Tally the lines containing "info" and report the number alone.

____ Extracted material

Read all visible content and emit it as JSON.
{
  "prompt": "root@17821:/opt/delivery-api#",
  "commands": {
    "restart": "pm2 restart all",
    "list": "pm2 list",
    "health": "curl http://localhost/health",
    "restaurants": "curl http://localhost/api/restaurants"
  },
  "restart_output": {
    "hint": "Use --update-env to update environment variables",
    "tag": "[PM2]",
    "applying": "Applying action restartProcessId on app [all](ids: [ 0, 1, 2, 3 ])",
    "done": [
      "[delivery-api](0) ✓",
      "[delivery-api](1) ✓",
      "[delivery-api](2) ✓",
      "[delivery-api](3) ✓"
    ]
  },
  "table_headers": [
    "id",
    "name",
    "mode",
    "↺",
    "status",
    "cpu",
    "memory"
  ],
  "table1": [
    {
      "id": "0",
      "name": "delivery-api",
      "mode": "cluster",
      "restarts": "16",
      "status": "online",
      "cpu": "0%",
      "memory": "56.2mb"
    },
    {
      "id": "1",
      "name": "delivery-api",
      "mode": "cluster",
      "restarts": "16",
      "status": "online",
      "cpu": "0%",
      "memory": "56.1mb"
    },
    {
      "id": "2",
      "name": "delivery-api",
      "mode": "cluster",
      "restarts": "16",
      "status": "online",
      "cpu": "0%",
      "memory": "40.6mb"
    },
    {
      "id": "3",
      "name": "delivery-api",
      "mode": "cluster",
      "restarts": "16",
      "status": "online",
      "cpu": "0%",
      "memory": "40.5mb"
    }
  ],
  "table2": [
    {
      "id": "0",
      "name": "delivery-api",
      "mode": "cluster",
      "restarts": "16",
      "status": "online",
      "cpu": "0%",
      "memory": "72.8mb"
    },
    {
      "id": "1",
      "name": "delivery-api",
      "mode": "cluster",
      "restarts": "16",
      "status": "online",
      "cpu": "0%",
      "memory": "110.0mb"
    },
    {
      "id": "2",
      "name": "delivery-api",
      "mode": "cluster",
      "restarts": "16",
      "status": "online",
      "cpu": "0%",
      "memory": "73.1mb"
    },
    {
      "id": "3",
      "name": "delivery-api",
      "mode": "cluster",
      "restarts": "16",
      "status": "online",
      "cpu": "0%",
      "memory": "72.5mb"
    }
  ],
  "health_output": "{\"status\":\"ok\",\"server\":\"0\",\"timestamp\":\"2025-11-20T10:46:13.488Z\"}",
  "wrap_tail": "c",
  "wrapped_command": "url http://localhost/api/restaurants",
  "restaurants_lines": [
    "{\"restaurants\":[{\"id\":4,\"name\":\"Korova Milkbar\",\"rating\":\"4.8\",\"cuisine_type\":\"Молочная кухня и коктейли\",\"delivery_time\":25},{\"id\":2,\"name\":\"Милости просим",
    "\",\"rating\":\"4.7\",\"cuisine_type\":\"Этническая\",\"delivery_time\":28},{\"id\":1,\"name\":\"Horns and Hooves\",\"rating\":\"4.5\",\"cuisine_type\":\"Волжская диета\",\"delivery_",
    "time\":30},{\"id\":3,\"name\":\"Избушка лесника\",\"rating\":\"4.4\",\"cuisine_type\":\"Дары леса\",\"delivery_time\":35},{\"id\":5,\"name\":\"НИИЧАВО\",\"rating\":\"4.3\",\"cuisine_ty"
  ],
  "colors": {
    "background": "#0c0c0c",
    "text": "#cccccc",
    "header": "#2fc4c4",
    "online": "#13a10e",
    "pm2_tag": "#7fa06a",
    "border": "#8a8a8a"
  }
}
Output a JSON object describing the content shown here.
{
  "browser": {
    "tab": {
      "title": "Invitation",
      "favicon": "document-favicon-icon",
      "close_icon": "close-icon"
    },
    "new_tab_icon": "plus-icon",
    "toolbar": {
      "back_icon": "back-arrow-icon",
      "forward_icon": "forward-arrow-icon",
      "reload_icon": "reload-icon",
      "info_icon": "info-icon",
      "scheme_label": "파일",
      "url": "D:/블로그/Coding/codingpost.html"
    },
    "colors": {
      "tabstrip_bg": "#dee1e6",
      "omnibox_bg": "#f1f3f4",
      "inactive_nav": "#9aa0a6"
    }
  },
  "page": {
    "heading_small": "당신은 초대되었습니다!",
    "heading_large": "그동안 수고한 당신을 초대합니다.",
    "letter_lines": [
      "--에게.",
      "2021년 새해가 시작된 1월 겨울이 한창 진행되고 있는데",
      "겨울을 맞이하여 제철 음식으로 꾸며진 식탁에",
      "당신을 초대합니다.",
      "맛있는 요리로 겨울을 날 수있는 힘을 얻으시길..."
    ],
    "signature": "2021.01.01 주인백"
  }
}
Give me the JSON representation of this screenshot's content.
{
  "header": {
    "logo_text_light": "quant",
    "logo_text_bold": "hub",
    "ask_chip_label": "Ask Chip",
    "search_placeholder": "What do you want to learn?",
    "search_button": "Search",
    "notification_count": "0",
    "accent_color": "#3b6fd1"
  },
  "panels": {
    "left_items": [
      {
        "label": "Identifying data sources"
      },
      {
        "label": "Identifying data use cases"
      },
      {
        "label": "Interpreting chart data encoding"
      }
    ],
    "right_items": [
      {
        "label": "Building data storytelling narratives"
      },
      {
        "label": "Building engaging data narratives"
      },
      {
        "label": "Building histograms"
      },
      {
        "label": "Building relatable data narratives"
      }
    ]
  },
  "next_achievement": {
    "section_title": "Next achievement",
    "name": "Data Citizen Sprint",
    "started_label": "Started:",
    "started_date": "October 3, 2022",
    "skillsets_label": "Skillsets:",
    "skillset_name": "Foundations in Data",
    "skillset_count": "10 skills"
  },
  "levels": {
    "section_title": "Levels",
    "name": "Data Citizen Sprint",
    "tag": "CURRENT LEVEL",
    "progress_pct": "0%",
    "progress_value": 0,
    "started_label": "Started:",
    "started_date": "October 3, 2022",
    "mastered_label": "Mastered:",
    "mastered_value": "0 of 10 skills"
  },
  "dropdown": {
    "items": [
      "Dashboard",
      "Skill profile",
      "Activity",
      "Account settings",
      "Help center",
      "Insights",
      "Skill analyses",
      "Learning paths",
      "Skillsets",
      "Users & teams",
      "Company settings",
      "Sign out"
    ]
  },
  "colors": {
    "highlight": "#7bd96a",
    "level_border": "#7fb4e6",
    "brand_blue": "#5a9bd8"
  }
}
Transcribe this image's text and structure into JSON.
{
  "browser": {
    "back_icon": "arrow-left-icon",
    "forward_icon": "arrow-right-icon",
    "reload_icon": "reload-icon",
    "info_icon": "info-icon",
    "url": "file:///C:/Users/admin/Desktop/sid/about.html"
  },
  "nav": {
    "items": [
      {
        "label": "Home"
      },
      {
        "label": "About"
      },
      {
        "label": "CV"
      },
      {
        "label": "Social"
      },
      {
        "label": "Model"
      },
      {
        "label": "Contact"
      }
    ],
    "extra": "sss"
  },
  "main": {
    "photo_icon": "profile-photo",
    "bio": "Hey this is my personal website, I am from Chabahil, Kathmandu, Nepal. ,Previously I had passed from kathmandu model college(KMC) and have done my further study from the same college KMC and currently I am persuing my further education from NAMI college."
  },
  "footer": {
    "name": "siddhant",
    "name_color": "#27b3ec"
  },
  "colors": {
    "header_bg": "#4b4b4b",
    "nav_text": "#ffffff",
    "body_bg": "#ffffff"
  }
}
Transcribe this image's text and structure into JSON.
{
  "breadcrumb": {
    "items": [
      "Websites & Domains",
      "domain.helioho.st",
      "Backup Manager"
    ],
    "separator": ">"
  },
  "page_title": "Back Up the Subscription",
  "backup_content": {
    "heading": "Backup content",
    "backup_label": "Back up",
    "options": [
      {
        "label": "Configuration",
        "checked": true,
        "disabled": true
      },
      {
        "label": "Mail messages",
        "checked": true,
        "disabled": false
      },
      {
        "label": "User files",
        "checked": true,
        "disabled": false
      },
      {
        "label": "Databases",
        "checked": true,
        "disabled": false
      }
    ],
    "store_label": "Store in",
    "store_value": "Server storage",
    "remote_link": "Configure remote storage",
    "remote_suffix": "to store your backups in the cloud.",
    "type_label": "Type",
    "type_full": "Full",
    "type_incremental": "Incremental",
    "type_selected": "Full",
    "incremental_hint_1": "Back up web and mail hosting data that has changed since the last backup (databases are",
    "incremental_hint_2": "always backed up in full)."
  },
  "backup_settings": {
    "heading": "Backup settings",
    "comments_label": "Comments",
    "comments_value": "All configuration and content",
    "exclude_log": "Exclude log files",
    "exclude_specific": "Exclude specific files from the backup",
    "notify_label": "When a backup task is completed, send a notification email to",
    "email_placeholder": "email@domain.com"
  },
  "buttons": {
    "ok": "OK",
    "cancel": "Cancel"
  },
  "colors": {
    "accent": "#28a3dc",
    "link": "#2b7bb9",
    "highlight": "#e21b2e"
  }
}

________

* Reply to the task *
2